Figure collection entries:
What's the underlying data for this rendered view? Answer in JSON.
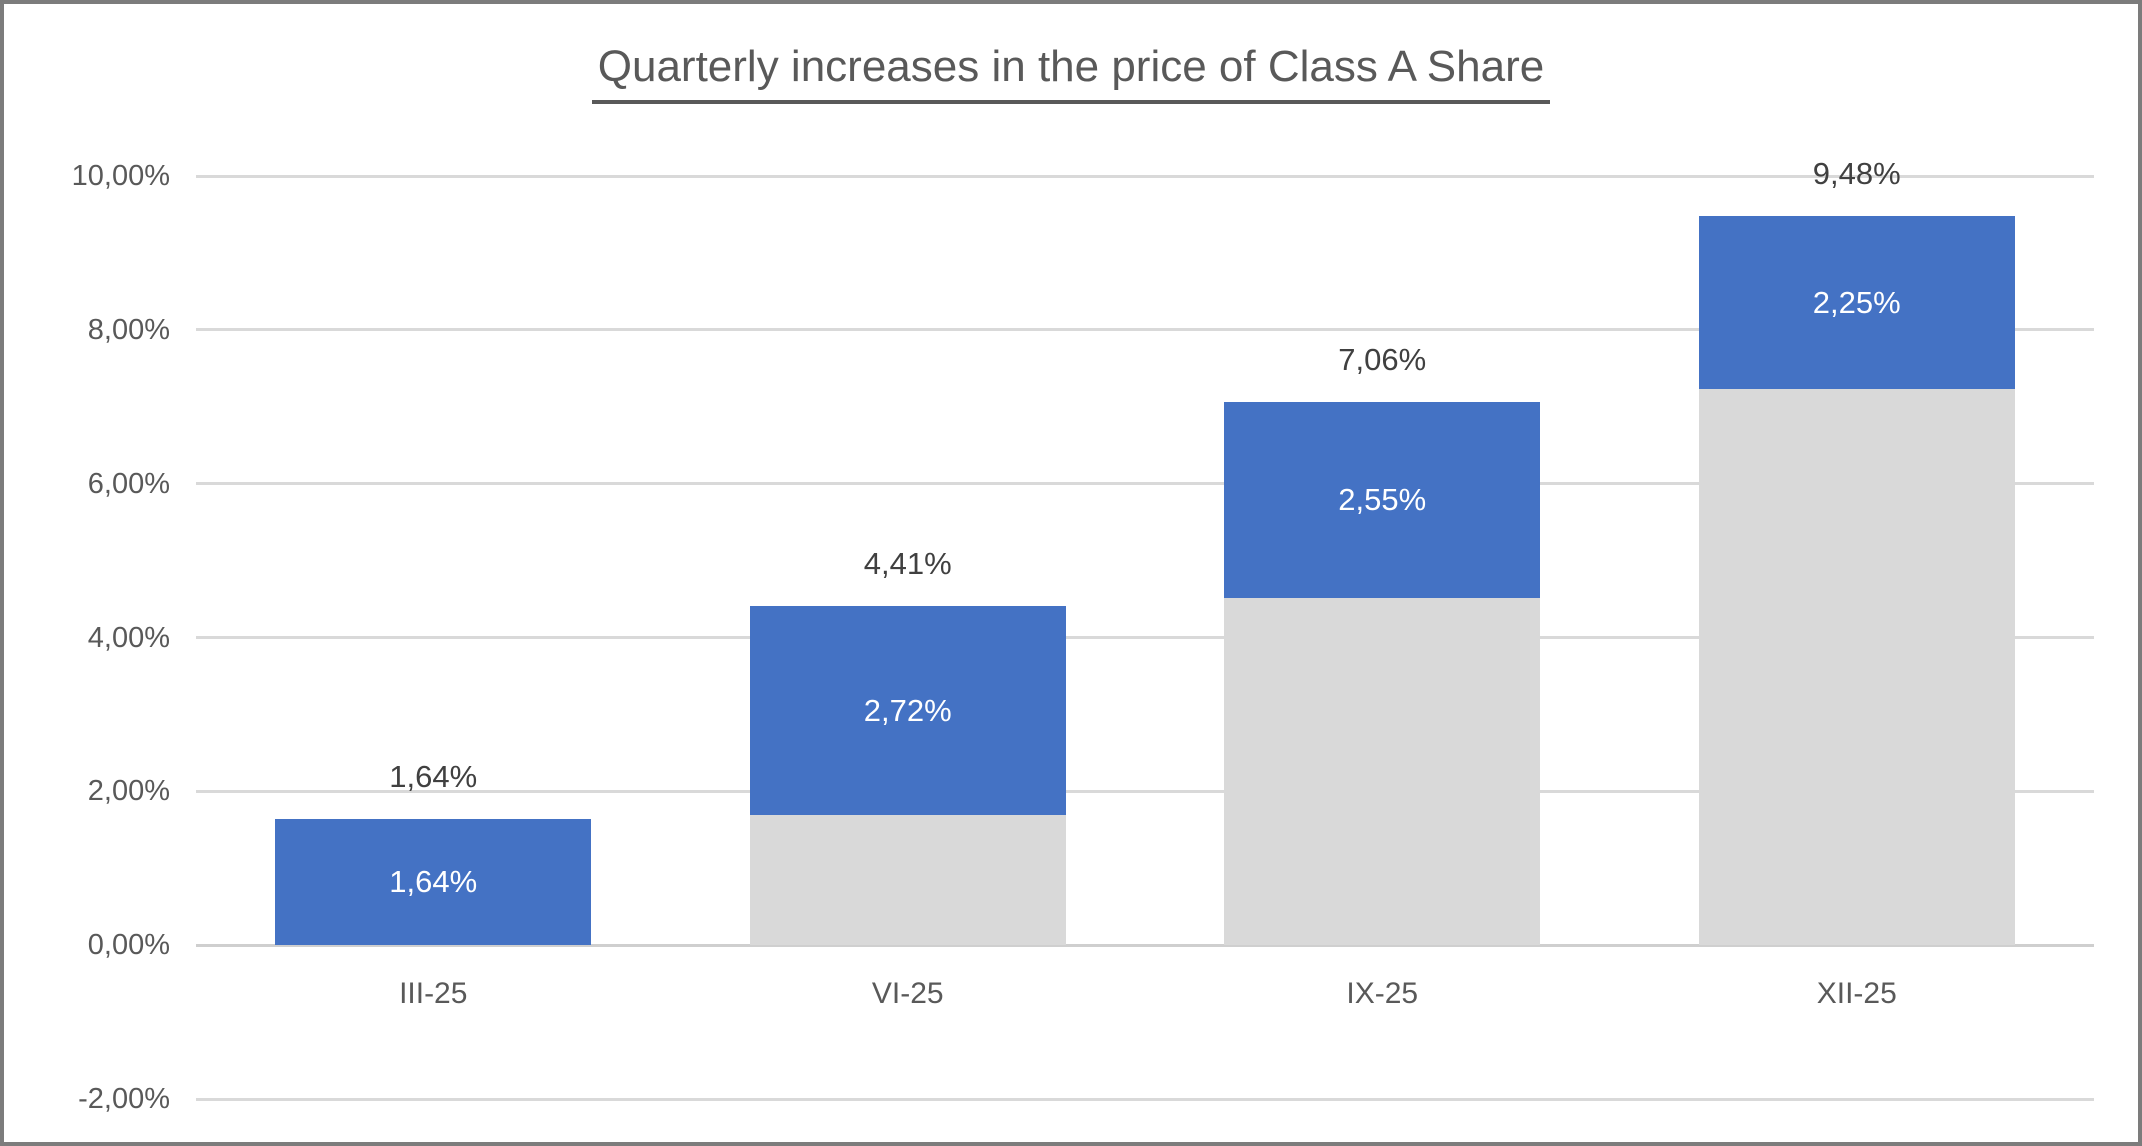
{
  "window": {
    "background_color": "#ffffff",
    "border_color": "#7c7c7c"
  },
  "chart_data": {
    "type": "bar",
    "stacked": true,
    "title": "Quarterly increases in the price of Class A Share",
    "title_underlined": true,
    "grid": true,
    "legend": "none",
    "categories": [
      "III-25",
      "VI-25",
      "IX-25",
      "XII-25"
    ],
    "series": [
      {
        "name": "cumulative-base",
        "color": "#d9d9d9",
        "values": [
          0,
          1.69,
          4.51,
          7.23
        ],
        "labels": [
          "",
          "",
          "",
          ""
        ]
      },
      {
        "name": "quarterly-increase",
        "color": "#4472c4",
        "values": [
          1.64,
          2.72,
          2.55,
          2.25
        ],
        "labels": [
          "1,64%",
          "2,72%",
          "2,55%",
          "2,25%"
        ],
        "label_color": "#ffffff"
      }
    ],
    "totals": [
      1.64,
      4.41,
      7.06,
      9.48
    ],
    "total_labels": [
      "1,64%",
      "4,41%",
      "7,06%",
      "9,48%"
    ],
    "y_axis": {
      "min": -2,
      "max": 10,
      "step": 2,
      "tick_values": [
        10,
        8,
        6,
        4,
        2,
        0,
        -2
      ],
      "tick_labels": [
        "10,00%",
        "8,00%",
        "6,00%",
        "4,00%",
        "2,00%",
        "0,00%",
        "-2,00%"
      ]
    },
    "colors": {
      "gridline": "#d9d9d9",
      "axis_line": "#cfcfcf",
      "tick_text": "#595959",
      "category_text": "#595959",
      "total_label_text": "#404040",
      "title_text": "#595959"
    }
  }
}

Task description:
Reproduce all of the data exactly; the pictures do not belong in the copy.

The solution:
What's the underlying data for this rendered view? Answer in JSON.
{
  "window": {
    "background_color": "#ffffff",
    "border_color": "#7c7c7c"
  },
  "chart_data": {
    "type": "bar",
    "stacked": true,
    "title": "Quarterly increases in the price of Class A Share",
    "title_underlined": true,
    "grid": true,
    "legend": "none",
    "categories": [
      "III-25",
      "VI-25",
      "IX-25",
      "XII-25"
    ],
    "series": [
      {
        "name": "cumulative-base",
        "color": "#d9d9d9",
        "values": [
          0,
          1.69,
          4.51,
          7.23
        ],
        "labels": [
          "",
          "",
          "",
          ""
        ]
      },
      {
        "name": "quarterly-increase",
        "color": "#4472c4",
        "values": [
          1.64,
          2.72,
          2.55,
          2.25
        ],
        "labels": [
          "1,64%",
          "2,72%",
          "2,55%",
          "2,25%"
        ],
        "label_color": "#ffffff"
      }
    ],
    "totals": [
      1.64,
      4.41,
      7.06,
      9.48
    ],
    "total_labels": [
      "1,64%",
      "4,41%",
      "7,06%",
      "9,48%"
    ],
    "y_axis": {
      "min": -2,
      "max": 10,
      "step": 2,
      "tick_values": [
        10,
        8,
        6,
        4,
        2,
        0,
        -2
      ],
      "tick_labels": [
        "10,00%",
        "8,00%",
        "6,00%",
        "4,00%",
        "2,00%",
        "0,00%",
        "-2,00%"
      ]
    },
    "colors": {
      "gridline": "#d9d9d9",
      "axis_line": "#cfcfcf",
      "tick_text": "#595959",
      "category_text": "#595959",
      "total_label_text": "#404040",
      "title_text": "#595959"
    }
  }
}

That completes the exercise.